◆ GIVEN TASK
From the listing below, count the lines where the string "maaf" occurs. Give the number, with no other words.

Start of THE RECORDS

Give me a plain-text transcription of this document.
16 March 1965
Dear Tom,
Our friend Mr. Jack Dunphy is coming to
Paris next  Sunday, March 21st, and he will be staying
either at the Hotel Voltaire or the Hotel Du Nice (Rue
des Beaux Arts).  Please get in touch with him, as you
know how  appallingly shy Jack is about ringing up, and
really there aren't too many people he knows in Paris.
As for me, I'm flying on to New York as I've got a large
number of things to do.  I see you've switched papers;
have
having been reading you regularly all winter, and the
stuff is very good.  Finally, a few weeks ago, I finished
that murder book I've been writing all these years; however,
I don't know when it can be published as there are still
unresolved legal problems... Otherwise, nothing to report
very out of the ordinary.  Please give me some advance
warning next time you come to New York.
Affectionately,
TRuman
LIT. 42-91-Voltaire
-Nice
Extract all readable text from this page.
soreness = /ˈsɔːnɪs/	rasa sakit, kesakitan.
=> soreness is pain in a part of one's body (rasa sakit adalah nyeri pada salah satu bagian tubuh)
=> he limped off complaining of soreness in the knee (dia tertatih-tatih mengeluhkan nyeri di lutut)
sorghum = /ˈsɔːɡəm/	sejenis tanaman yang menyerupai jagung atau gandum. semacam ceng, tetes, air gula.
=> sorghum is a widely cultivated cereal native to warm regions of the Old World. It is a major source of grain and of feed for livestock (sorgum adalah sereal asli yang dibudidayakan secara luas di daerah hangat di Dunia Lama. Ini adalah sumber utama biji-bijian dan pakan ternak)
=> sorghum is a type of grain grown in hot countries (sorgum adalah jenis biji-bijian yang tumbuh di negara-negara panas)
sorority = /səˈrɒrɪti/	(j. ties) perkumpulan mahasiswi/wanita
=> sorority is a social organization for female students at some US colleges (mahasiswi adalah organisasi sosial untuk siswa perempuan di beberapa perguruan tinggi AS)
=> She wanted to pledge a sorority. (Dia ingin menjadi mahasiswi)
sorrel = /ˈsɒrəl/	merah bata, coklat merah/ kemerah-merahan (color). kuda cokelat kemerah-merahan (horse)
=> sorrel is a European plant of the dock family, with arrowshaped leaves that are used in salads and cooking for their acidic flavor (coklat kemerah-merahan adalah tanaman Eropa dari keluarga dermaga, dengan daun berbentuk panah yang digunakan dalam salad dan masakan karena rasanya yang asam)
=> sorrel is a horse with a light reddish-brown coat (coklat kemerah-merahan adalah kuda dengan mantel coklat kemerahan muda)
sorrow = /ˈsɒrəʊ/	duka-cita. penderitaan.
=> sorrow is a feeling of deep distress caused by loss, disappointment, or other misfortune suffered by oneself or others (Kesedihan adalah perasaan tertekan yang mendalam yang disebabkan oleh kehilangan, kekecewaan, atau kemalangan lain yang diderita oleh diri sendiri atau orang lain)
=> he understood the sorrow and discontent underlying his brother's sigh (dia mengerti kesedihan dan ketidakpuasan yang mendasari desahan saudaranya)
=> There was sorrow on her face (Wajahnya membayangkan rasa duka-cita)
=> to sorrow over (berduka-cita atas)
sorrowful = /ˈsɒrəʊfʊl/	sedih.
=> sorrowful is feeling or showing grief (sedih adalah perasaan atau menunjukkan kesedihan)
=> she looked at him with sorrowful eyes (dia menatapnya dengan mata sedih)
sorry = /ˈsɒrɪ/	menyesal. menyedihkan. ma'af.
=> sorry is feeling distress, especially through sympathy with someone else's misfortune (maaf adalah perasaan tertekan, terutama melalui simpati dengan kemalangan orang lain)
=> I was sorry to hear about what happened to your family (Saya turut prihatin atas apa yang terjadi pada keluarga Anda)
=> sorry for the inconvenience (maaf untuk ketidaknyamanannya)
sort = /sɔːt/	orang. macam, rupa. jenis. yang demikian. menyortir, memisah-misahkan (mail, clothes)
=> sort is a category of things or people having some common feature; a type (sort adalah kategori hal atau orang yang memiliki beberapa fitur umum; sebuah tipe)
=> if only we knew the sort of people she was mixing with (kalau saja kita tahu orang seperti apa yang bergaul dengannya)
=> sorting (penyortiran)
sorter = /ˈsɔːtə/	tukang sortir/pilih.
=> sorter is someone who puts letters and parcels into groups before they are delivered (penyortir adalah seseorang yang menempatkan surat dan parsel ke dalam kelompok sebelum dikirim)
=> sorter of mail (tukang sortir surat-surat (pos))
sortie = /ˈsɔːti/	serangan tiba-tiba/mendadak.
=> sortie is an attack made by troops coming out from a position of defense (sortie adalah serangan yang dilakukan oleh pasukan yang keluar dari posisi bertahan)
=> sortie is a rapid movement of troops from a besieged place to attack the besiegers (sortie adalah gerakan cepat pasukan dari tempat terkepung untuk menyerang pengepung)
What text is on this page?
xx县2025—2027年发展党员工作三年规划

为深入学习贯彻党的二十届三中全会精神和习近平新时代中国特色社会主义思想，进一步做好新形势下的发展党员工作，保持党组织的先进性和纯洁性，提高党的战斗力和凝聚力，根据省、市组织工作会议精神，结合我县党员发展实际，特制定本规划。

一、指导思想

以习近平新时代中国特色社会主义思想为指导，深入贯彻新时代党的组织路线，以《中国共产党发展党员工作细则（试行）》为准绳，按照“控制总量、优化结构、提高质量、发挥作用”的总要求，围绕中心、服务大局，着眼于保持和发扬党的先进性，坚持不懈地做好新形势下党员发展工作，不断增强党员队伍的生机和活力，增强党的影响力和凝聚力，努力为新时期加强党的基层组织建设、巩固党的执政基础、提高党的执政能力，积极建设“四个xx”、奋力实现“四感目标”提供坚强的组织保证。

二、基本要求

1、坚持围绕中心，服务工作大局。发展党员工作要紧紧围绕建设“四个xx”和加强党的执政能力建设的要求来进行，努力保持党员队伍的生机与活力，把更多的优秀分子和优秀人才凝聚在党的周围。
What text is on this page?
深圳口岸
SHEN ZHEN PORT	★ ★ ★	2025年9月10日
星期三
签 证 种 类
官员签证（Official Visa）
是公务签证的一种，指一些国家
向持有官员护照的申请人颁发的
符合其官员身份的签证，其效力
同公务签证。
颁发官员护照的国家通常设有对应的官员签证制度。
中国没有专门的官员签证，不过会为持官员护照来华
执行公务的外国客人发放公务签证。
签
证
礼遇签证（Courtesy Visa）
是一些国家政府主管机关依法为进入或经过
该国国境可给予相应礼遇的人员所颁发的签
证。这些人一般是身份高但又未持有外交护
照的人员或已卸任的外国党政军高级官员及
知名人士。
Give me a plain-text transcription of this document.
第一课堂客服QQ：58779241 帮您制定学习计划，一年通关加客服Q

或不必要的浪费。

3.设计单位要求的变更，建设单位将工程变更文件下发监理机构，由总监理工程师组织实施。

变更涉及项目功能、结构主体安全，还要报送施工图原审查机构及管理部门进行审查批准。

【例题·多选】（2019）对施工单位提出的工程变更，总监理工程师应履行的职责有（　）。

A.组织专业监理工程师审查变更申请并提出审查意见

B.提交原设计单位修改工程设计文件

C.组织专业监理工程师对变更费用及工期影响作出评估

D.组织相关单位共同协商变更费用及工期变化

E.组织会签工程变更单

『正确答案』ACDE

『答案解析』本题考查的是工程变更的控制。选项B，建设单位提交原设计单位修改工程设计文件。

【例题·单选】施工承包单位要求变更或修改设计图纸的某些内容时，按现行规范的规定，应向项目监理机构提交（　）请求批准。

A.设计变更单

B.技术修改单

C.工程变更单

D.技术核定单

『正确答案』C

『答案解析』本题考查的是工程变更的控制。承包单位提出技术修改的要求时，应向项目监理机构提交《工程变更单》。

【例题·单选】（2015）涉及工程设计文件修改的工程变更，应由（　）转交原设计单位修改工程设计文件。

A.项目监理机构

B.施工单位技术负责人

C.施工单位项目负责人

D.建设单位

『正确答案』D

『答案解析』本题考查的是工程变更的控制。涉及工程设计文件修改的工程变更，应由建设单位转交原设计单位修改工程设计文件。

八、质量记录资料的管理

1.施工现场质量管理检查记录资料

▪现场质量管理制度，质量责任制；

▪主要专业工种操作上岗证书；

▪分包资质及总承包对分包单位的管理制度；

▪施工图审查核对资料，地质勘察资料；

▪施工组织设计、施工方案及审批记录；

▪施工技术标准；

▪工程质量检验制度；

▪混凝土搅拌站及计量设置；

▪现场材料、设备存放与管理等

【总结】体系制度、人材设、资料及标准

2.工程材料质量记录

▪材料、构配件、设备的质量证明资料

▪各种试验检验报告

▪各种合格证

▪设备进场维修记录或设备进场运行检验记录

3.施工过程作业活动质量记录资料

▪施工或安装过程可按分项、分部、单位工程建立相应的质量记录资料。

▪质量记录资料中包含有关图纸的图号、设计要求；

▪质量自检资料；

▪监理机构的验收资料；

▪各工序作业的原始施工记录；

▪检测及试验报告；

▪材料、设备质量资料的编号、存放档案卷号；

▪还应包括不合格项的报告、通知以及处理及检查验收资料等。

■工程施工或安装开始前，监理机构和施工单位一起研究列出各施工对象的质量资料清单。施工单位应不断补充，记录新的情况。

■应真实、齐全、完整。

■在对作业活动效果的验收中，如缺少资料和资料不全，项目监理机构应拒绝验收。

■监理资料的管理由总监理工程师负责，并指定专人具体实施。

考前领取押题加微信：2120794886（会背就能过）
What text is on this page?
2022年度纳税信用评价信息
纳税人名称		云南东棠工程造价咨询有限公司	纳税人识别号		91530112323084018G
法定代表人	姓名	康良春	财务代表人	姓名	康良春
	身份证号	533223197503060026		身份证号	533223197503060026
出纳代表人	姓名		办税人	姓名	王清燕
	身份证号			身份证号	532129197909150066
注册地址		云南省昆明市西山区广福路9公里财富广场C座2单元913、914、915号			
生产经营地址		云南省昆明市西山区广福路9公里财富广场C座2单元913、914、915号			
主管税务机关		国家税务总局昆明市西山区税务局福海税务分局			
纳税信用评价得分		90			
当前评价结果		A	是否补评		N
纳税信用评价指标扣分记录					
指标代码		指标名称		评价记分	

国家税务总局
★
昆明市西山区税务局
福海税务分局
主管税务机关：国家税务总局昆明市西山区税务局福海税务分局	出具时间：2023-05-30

End of THE RECORDS

◆ RESULT OF THIS TASK
2